* Begin SOURCE DATA *

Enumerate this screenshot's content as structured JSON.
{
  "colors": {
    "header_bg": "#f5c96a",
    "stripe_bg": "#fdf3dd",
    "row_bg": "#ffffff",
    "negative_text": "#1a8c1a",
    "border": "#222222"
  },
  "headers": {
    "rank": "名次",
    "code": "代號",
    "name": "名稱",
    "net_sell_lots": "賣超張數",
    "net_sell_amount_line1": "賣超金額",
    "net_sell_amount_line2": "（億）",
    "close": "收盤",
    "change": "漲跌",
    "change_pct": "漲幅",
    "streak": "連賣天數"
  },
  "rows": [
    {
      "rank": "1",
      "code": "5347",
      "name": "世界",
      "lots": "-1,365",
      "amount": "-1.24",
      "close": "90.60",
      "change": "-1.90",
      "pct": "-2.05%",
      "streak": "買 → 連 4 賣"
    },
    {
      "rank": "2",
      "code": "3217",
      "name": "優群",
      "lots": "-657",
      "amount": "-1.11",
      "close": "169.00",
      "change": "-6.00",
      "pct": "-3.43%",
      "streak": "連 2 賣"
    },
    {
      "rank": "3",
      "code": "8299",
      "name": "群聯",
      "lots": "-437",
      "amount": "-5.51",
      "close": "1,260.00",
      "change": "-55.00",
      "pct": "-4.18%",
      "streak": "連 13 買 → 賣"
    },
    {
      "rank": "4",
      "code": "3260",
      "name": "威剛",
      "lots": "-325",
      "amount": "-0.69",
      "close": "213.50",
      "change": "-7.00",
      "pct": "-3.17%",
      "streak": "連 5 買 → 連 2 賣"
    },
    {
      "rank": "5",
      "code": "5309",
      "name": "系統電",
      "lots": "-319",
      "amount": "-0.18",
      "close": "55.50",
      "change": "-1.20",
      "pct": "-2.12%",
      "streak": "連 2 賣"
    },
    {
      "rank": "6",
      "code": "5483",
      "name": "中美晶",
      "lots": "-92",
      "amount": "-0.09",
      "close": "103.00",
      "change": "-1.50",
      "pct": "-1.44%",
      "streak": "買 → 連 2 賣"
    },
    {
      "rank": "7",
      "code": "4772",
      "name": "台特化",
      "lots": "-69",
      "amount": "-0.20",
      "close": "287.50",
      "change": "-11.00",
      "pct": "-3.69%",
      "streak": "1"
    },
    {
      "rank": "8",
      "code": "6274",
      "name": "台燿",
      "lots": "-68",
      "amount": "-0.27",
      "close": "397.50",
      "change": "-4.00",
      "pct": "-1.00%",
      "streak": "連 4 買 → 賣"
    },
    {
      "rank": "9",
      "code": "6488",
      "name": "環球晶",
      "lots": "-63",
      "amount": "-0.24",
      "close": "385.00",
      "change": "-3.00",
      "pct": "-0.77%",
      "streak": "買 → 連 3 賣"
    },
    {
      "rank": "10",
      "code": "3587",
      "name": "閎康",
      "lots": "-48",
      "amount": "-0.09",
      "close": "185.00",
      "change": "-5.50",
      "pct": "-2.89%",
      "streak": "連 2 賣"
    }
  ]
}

* End SOURCE DATA *

▸ INSTRUCTIONS TO FOLLOW
Faithfully copy every entry, leaving nothing out.

▸ FULL SOLUTION
Enumerate this screenshot's content as structured JSON.
{
  "colors": {
    "header_bg": "#f5c96a",
    "stripe_bg": "#fdf3dd",
    "row_bg": "#ffffff",
    "negative_text": "#1a8c1a",
    "border": "#222222"
  },
  "headers": {
    "rank": "名次",
    "code": "代號",
    "name": "名稱",
    "net_sell_lots": "賣超張數",
    "net_sell_amount_line1": "賣超金額",
    "net_sell_amount_line2": "（億）",
    "close": "收盤",
    "change": "漲跌",
    "change_pct": "漲幅",
    "streak": "連賣天數"
  },
  "rows": [
    {
      "rank": "1",
      "code": "5347",
      "name": "世界",
      "lots": "-1,365",
      "amount": "-1.24",
      "close": "90.60",
      "change": "-1.90",
      "pct": "-2.05%",
      "streak": "買 → 連 4 賣"
    },
    {
      "rank": "2",
      "code": "3217",
      "name": "優群",
      "lots": "-657",
      "amount": "-1.11",
      "close": "169.00",
      "change": "-6.00",
      "pct": "-3.43%",
      "streak": "連 2 賣"
    },
    {
      "rank": "3",
      "code": "8299",
      "name": "群聯",
      "lots": "-437",
      "amount": "-5.51",
      "close": "1,260.00",
      "change": "-55.00",
      "pct": "-4.18%",
      "streak": "連 13 買 → 賣"
    },
    {
      "rank": "4",
      "code": "3260",
      "name": "威剛",
      "lots": "-325",
      "amount": "-0.69",
      "close": "213.50",
      "change": "-7.00",
      "pct": "-3.17%",
      "streak": "連 5 買 → 連 2 賣"
    },
    {
      "rank": "5",
      "code": "5309",
      "name": "系統電",
      "lots": "-319",
      "amount": "-0.18",
      "close": "55.50",
      "change": "-1.20",
      "pct": "-2.12%",
      "streak": "連 2 賣"
    },
    {
      "rank": "6",
      "code": "5483",
      "name": "中美晶",
      "lots": "-92",
      "amount": "-0.09",
      "close": "103.00",
      "change": "-1.50",
      "pct": "-1.44%",
      "streak": "買 → 連 2 賣"
    },
    {
      "rank": "7",
      "code": "4772",
      "name": "台特化",
      "lots": "-69",
      "amount": "-0.20",
      "close": "287.50",
      "change": "-11.00",
      "pct": "-3.69%",
      "streak": "1"
    },
    {
      "rank": "8",
      "code": "6274",
      "name": "台燿",
      "lots": "-68",
      "amount": "-0.27",
      "close": "397.50",
      "change": "-4.00",
      "pct": "-1.00%",
      "streak": "連 4 買 → 賣"
    },
    {
      "rank": "9",
      "code": "6488",
      "name": "環球晶",
      "lots": "-63",
      "amount": "-0.24",
      "close": "385.00",
      "change": "-3.00",
      "pct": "-0.77%",
      "streak": "買 → 連 3 賣"
    },
    {
      "rank": "10",
      "code": "3587",
      "name": "閎康",
      "lots": "-48",
      "amount": "-0.09",
      "close": "185.00",
      "change": "-5.50",
      "pct": "-2.89%",
      "streak": "連 2 賣"
    }
  ]
}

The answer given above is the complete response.